──────── Records for the task

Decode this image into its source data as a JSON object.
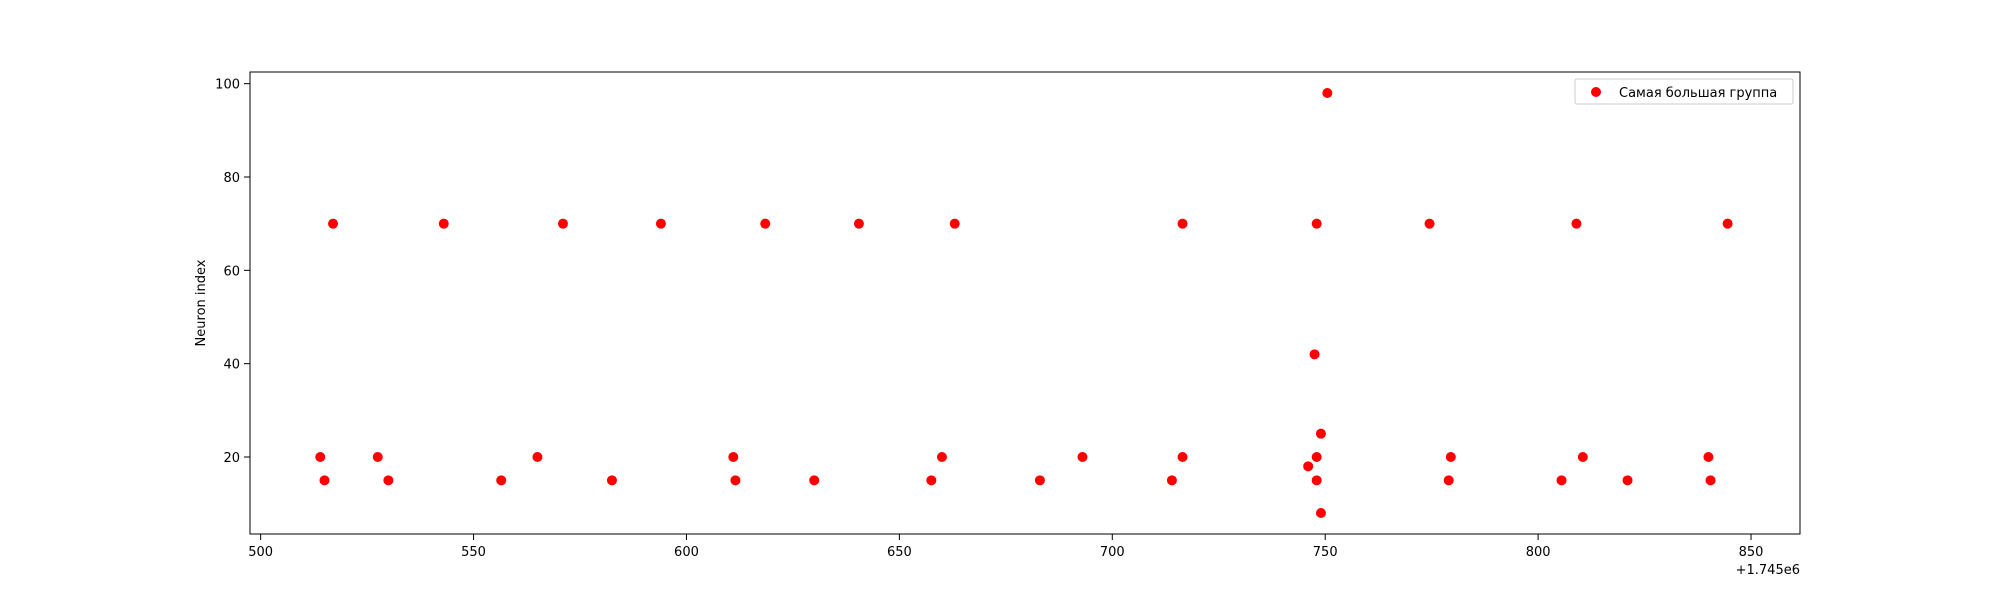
{
  "chart_data": {
    "type": "scatter",
    "title": "",
    "xlabel": "",
    "ylabel": "Neuron index",
    "x_offset_label": "+1.745e6",
    "xlim": [
      497.5,
      861.5
    ],
    "ylim": [
      3.5,
      102.5
    ],
    "x_ticks": [
      500,
      550,
      600,
      650,
      700,
      750,
      800,
      850
    ],
    "y_ticks": [
      20,
      40,
      60,
      80,
      100
    ],
    "grid": false,
    "legend_position": "top-right",
    "series": [
      {
        "name": "Самая большая группа",
        "color": "#ff0000",
        "points": [
          [
            517.0,
            70
          ],
          [
            543.0,
            70
          ],
          [
            571.0,
            70
          ],
          [
            594.0,
            70
          ],
          [
            618.5,
            70
          ],
          [
            640.5,
            70
          ],
          [
            663.0,
            70
          ],
          [
            716.5,
            70
          ],
          [
            748.0,
            70
          ],
          [
            774.5,
            70
          ],
          [
            809.0,
            70
          ],
          [
            844.5,
            70
          ],
          [
            750.5,
            98
          ],
          [
            747.5,
            42
          ],
          [
            749.0,
            25
          ],
          [
            514.0,
            20
          ],
          [
            527.5,
            20
          ],
          [
            565.0,
            20
          ],
          [
            611.0,
            20
          ],
          [
            660.0,
            20
          ],
          [
            693.0,
            20
          ],
          [
            716.5,
            20
          ],
          [
            748.0,
            20
          ],
          [
            779.5,
            20
          ],
          [
            810.5,
            20
          ],
          [
            840.0,
            20
          ],
          [
            515.0,
            15
          ],
          [
            530.0,
            15
          ],
          [
            556.5,
            15
          ],
          [
            582.5,
            15
          ],
          [
            611.5,
            15
          ],
          [
            630.0,
            15
          ],
          [
            657.5,
            15
          ],
          [
            683.0,
            15
          ],
          [
            714.0,
            15
          ],
          [
            748.0,
            15
          ],
          [
            779.0,
            15
          ],
          [
            805.5,
            15
          ],
          [
            821.0,
            15
          ],
          [
            840.5,
            15
          ],
          [
            746.0,
            18
          ],
          [
            749.0,
            8
          ]
        ]
      }
    ]
  }
}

────────────────

--- What is expected ---
Reproduce the data verbatim. Do not carry any picture into the copy.

--- Result for this task ---
Decode this image into its source data as a JSON object.
{
  "chart_data": {
    "type": "scatter",
    "title": "",
    "xlabel": "",
    "ylabel": "Neuron index",
    "x_offset_label": "+1.745e6",
    "xlim": [
      497.5,
      861.5
    ],
    "ylim": [
      3.5,
      102.5
    ],
    "x_ticks": [
      500,
      550,
      600,
      650,
      700,
      750,
      800,
      850
    ],
    "y_ticks": [
      20,
      40,
      60,
      80,
      100
    ],
    "grid": false,
    "legend_position": "top-right",
    "series": [
      {
        "name": "Самая большая группа",
        "color": "#ff0000",
        "points": [
          [
            517.0,
            70
          ],
          [
            543.0,
            70
          ],
          [
            571.0,
            70
          ],
          [
            594.0,
            70
          ],
          [
            618.5,
            70
          ],
          [
            640.5,
            70
          ],
          [
            663.0,
            70
          ],
          [
            716.5,
            70
          ],
          [
            748.0,
            70
          ],
          [
            774.5,
            70
          ],
          [
            809.0,
            70
          ],
          [
            844.5,
            70
          ],
          [
            750.5,
            98
          ],
          [
            747.5,
            42
          ],
          [
            749.0,
            25
          ],
          [
            514.0,
            20
          ],
          [
            527.5,
            20
          ],
          [
            565.0,
            20
          ],
          [
            611.0,
            20
          ],
          [
            660.0,
            20
          ],
          [
            693.0,
            20
          ],
          [
            716.5,
            20
          ],
          [
            748.0,
            20
          ],
          [
            779.5,
            20
          ],
          [
            810.5,
            20
          ],
          [
            840.0,
            20
          ],
          [
            515.0,
            15
          ],
          [
            530.0,
            15
          ],
          [
            556.5,
            15
          ],
          [
            582.5,
            15
          ],
          [
            611.5,
            15
          ],
          [
            630.0,
            15
          ],
          [
            657.5,
            15
          ],
          [
            683.0,
            15
          ],
          [
            714.0,
            15
          ],
          [
            748.0,
            15
          ],
          [
            779.0,
            15
          ],
          [
            805.5,
            15
          ],
          [
            821.0,
            15
          ],
          [
            840.5,
            15
          ],
          [
            746.0,
            18
          ],
          [
            749.0,
            8
          ]
        ]
      }
    ]
  }
}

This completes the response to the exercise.